Collect every line in the records below that contains the word "SPCC".
******
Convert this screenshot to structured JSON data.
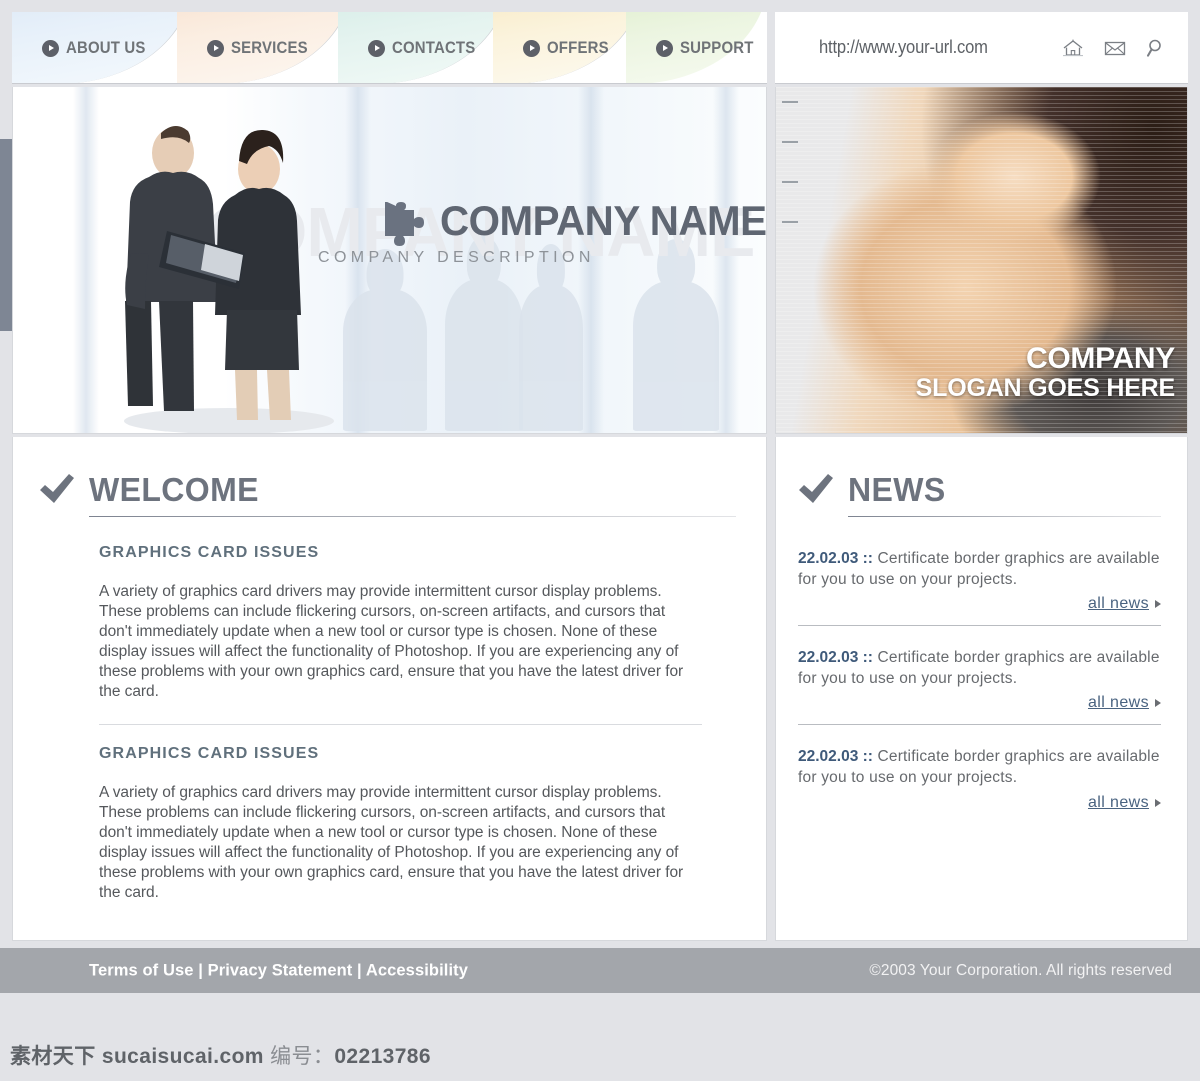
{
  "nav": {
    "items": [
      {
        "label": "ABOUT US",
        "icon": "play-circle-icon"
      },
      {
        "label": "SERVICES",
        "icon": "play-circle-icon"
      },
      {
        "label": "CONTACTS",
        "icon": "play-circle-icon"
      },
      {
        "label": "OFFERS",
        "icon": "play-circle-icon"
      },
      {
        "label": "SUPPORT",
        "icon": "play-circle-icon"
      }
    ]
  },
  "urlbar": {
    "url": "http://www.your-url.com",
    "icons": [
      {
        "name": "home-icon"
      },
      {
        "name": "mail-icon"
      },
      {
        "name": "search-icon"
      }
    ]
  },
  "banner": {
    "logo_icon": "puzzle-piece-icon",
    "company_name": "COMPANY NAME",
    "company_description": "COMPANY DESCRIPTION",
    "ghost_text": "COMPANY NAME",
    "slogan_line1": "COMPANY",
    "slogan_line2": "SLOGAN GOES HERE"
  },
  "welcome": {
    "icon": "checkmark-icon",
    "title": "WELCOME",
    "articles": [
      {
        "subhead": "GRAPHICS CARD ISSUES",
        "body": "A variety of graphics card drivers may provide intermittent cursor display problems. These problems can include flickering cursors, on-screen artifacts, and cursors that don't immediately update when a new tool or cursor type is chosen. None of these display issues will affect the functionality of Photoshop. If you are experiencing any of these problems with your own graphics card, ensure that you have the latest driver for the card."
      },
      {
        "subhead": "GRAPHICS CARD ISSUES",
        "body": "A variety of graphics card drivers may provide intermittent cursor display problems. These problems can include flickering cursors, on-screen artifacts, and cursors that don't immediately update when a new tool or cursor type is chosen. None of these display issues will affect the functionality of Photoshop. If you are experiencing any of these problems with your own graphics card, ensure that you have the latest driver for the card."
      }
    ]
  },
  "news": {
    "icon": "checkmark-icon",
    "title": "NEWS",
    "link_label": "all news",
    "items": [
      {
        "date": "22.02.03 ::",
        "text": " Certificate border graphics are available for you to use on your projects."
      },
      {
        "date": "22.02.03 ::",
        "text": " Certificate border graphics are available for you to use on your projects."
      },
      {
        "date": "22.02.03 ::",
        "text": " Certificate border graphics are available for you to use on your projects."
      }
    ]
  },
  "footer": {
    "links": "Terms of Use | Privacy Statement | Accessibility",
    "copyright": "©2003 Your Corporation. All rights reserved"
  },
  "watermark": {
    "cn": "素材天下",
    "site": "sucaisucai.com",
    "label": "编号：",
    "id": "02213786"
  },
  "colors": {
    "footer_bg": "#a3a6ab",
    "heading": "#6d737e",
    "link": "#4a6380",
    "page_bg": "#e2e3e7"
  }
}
******
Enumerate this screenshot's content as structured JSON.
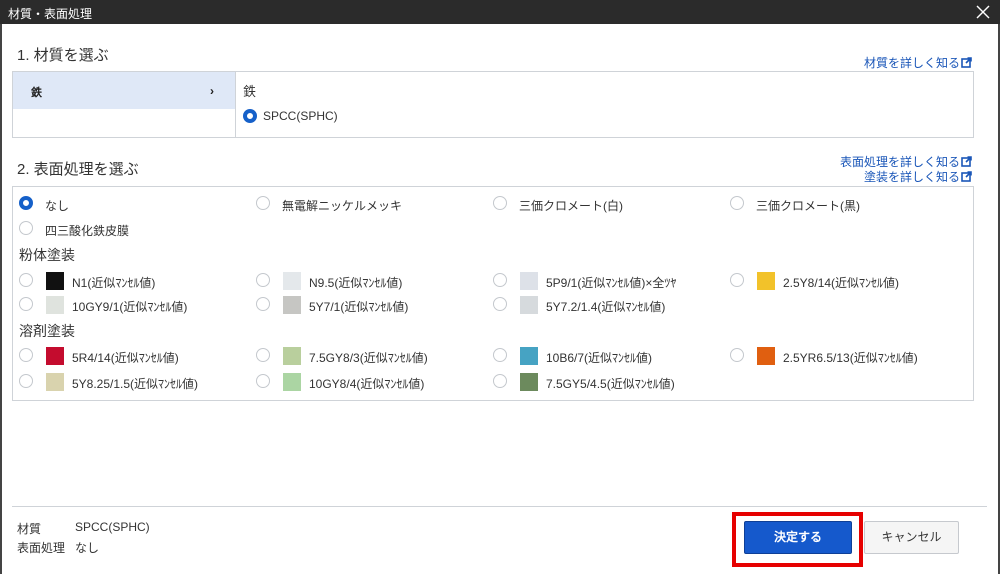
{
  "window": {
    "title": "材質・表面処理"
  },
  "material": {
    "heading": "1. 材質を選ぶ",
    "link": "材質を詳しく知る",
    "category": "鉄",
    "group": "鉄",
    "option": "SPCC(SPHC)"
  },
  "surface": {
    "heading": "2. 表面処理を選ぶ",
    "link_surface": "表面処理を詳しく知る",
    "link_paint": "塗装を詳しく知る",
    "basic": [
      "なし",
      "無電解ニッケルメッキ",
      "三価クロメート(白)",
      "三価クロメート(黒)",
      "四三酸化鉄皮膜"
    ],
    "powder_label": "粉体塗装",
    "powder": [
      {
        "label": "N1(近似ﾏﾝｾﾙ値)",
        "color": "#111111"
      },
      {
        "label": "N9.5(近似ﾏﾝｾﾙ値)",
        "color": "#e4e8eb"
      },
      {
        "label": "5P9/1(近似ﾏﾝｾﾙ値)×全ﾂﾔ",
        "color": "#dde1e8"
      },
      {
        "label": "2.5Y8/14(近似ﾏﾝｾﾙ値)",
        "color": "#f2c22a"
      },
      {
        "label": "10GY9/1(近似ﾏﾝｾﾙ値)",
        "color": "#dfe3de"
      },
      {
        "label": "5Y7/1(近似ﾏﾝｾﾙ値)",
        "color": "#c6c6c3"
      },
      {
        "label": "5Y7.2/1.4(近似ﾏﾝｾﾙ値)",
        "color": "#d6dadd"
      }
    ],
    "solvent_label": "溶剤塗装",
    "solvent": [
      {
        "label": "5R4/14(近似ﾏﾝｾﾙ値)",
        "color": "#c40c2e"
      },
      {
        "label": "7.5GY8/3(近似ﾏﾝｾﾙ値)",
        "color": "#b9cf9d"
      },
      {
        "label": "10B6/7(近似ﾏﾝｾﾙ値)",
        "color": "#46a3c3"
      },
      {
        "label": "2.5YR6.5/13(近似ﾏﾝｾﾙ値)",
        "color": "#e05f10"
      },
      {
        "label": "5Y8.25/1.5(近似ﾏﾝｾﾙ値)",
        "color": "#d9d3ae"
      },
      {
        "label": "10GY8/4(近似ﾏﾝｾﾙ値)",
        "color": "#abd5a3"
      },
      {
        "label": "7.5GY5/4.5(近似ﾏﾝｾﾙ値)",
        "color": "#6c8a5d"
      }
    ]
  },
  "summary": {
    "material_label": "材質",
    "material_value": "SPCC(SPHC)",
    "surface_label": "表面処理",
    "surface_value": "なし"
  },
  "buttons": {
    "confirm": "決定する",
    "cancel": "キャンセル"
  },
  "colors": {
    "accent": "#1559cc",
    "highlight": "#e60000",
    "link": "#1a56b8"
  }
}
******
- _Result_:
    "option": "SPCC(SPHC)"
    "material_value": "SPCC(SPHC)",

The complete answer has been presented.